* start Stored data *
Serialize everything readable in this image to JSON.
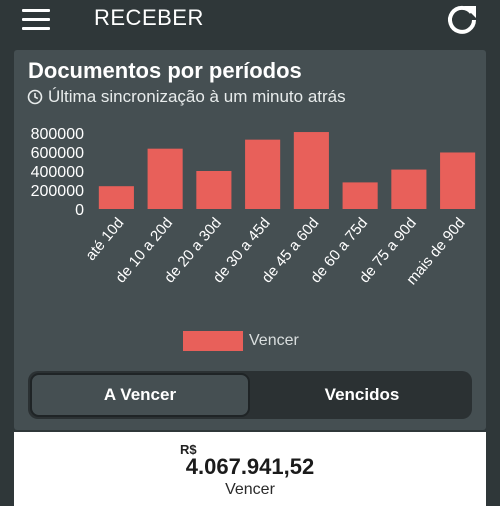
{
  "header": {
    "title": "RECEBER",
    "menu_icon": "hamburger-menu-icon",
    "refresh_icon": "refresh-icon"
  },
  "card": {
    "title": "Documentos por períodos",
    "sync_text": "Última sincronização à um minuto atrás",
    "clock_icon": "clock-icon"
  },
  "chart_data": {
    "type": "bar",
    "categories": [
      "até 10d",
      "de 10 a 20d",
      "de 20 a 30d",
      "de 30 a 45d",
      "de 45 a 60d",
      "de 60 a 75d",
      "de 75 a 90d",
      "mais de 90d"
    ],
    "series": [
      {
        "name": "Vencer",
        "values": [
          240000,
          635000,
          400000,
          730000,
          810000,
          280000,
          415000,
          595000
        ]
      }
    ],
    "y_ticks": [
      "0",
      "200000",
      "400000",
      "600000",
      "800000"
    ],
    "ylim": [
      0,
      800000
    ],
    "bar_color": "#e8605a",
    "legend": "bottom-center",
    "grid": false
  },
  "toggle": {
    "active_label": "A Vencer",
    "inactive_label": "Vencidos"
  },
  "summary": {
    "currency": "R$",
    "amount": "4.067.941,52",
    "label": "Vencer"
  },
  "colors": {
    "background": "#2f3739",
    "card": "#454f52",
    "bar": "#e8605a",
    "toggle_track": "#2b3133"
  }
}
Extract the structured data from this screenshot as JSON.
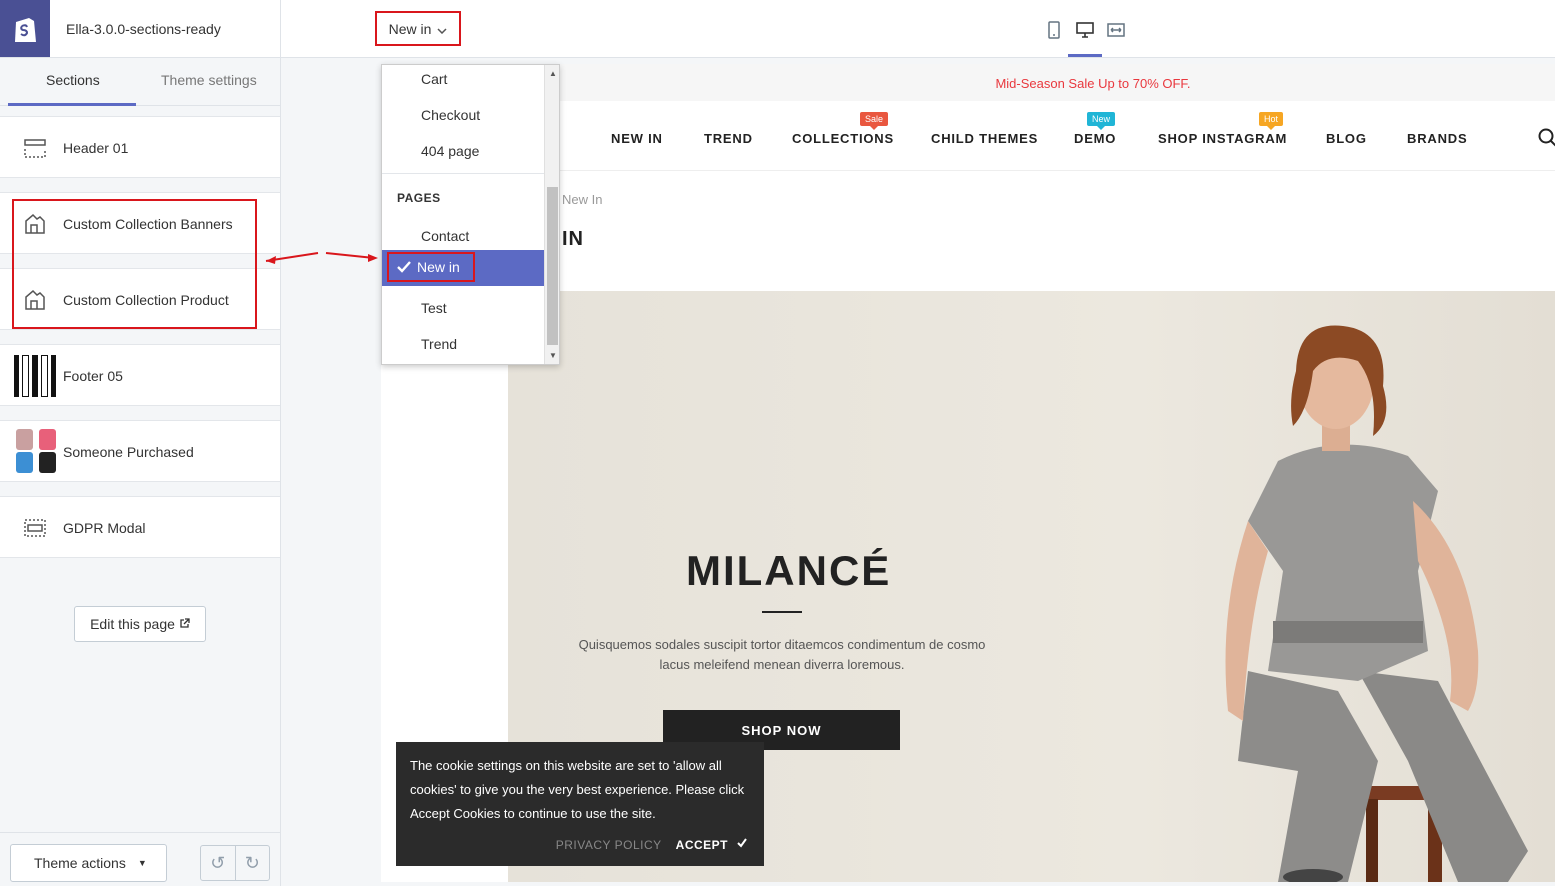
* end Stored data *
Go through the material line by line. Show each line that contains the string "JSON".

Serialize everything readable in this image to JSON.
Extract the structured data from this screenshot as JSON.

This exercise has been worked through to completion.